[Data entries]
>>

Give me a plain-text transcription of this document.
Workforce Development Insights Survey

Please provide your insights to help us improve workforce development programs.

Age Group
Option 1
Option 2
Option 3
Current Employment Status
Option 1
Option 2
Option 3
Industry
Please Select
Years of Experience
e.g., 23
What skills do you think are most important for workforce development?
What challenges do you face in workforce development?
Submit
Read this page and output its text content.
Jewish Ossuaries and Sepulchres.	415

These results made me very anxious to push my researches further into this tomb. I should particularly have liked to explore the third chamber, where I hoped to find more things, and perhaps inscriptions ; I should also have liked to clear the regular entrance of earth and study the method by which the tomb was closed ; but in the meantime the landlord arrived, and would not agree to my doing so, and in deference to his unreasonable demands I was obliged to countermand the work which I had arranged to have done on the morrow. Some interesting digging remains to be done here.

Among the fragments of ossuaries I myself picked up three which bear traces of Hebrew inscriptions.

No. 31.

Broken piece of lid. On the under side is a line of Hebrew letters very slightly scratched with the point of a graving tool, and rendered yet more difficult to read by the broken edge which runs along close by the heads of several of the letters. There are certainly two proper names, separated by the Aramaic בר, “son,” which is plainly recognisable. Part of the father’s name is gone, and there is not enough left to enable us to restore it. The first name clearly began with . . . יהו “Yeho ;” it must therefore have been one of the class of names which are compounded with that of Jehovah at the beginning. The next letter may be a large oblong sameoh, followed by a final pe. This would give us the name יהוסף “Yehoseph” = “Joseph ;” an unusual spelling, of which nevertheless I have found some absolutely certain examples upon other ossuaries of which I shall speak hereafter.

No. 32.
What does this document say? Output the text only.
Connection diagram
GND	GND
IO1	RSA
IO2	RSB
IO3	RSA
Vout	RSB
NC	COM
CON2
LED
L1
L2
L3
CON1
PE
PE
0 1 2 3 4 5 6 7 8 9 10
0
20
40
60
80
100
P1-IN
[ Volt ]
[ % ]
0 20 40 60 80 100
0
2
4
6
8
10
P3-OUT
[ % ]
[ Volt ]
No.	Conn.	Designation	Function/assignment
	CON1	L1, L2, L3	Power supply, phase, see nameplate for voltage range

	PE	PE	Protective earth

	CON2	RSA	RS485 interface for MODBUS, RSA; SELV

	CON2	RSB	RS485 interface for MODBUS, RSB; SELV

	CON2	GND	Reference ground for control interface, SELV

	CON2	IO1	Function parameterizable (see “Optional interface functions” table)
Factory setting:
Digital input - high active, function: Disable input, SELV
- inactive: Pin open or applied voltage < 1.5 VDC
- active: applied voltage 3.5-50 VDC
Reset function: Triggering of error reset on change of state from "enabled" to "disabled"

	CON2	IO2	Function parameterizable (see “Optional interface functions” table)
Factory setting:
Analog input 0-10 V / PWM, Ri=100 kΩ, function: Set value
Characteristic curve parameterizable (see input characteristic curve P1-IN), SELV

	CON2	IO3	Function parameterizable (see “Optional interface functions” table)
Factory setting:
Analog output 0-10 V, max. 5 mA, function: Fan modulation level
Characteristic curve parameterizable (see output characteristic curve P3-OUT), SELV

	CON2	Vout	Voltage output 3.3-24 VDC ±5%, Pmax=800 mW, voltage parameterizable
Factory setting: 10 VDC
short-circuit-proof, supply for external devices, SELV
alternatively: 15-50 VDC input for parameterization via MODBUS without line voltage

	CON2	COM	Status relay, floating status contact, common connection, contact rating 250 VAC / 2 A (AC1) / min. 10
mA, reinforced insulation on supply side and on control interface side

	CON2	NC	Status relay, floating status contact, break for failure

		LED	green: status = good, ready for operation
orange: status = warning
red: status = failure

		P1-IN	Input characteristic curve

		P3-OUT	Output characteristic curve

<<

**TASK PROMPT:** Using the exact wording, write out all of the records.

**RESPONSE TO THE EXERCISE:**
Give me a plain-text transcription of this document.
Workforce Development Insights Survey

Please provide your insights to help us improve workforce development programs.

Age Group
Option 1
Option 2
Option 3
Current Employment Status
Option 1
Option 2
Option 3
Industry
Please Select
Years of Experience
e.g., 23
What skills do you think are most important for workforce development?
What challenges do you face in workforce development?
Submit
Read this page and output its text content.
Jewish Ossuaries and Sepulchres.	415

These results made me very anxious to push my researches further into this tomb. I should particularly have liked to explore the third chamber, where I hoped to find more things, and perhaps inscriptions ; I should also have liked to clear the regular entrance of earth and study the method by which the tomb was closed ; but in the meantime the landlord arrived, and would not agree to my doing so, and in deference to his unreasonable demands I was obliged to countermand the work which I had arranged to have done on the morrow. Some interesting digging remains to be done here.

Among the fragments of ossuaries I myself picked up three which bear traces of Hebrew inscriptions.

No. 31.

Broken piece of lid. On the under side is a line of Hebrew letters very slightly scratched with the point of a graving tool, and rendered yet more difficult to read by the broken edge which runs along close by the heads of several of the letters. There are certainly two proper names, separated by the Aramaic בר, “son,” which is plainly recognisable. Part of the father’s name is gone, and there is not enough left to enable us to restore it. The first name clearly began with . . . יהו “Yeho ;” it must therefore have been one of the class of names which are compounded with that of Jehovah at the beginning. The next letter may be a large oblong sameoh, followed by a final pe. This would give us the name יהוסף “Yehoseph” = “Joseph ;” an unusual spelling, of which nevertheless I have found some absolutely certain examples upon other ossuaries of which I shall speak hereafter.

No. 32.
What does this document say? Output the text only.
Connection diagram
GND	GND
IO1	RSA
IO2	RSB
IO3	RSA
Vout	RSB
NC	COM
CON2
LED
L1
L2
L3
CON1
PE
PE
0 1 2 3 4 5 6 7 8 9 10
0
20
40
60
80
100
P1-IN
[ Volt ]
[ % ]
0 20 40 60 80 100
0
2
4
6
8
10
P3-OUT
[ % ]
[ Volt ]
No.	Conn.	Designation	Function/assignment
	CON1	L1, L2, L3	Power supply, phase, see nameplate for voltage range

	PE	PE	Protective earth

	CON2	RSA	RS485 interface for MODBUS, RSA; SELV

	CON2	RSB	RS485 interface for MODBUS, RSB; SELV

	CON2	GND	Reference ground for control interface, SELV

	CON2	IO1	Function parameterizable (see “Optional interface functions” table)
Factory setting:
Digital input - high active, function: Disable input, SELV
- inactive: Pin open or applied voltage < 1.5 VDC
- active: applied voltage 3.5-50 VDC
Reset function: Triggering of error reset on change of state from "enabled" to "disabled"

	CON2	IO2	Function parameterizable (see “Optional interface functions” table)
Factory setting:
Analog input 0-10 V / PWM, Ri=100 kΩ, function: Set value
Characteristic curve parameterizable (see input characteristic curve P1-IN), SELV

	CON2	IO3	Function parameterizable (see “Optional interface functions” table)
Factory setting:
Analog output 0-10 V, max. 5 mA, function: Fan modulation level
Characteristic curve parameterizable (see output characteristic curve P3-OUT), SELV

	CON2	Vout	Voltage output 3.3-24 VDC ±5%, Pmax=800 mW, voltage parameterizable
Factory setting: 10 VDC
short-circuit-proof, supply for external devices, SELV
alternatively: 15-50 VDC input for parameterization via MODBUS without line voltage

	CON2	COM	Status relay, floating status contact, common connection, contact rating 250 VAC / 2 A (AC1) / min. 10
mA, reinforced insulation on supply side and on control interface side

	CON2	NC	Status relay, floating status contact, break for failure

		LED	green: status = good, ready for operation
orange: status = warning
red: status = failure

		P1-IN	Input characteristic curve

		P3-OUT	Output characteristic curve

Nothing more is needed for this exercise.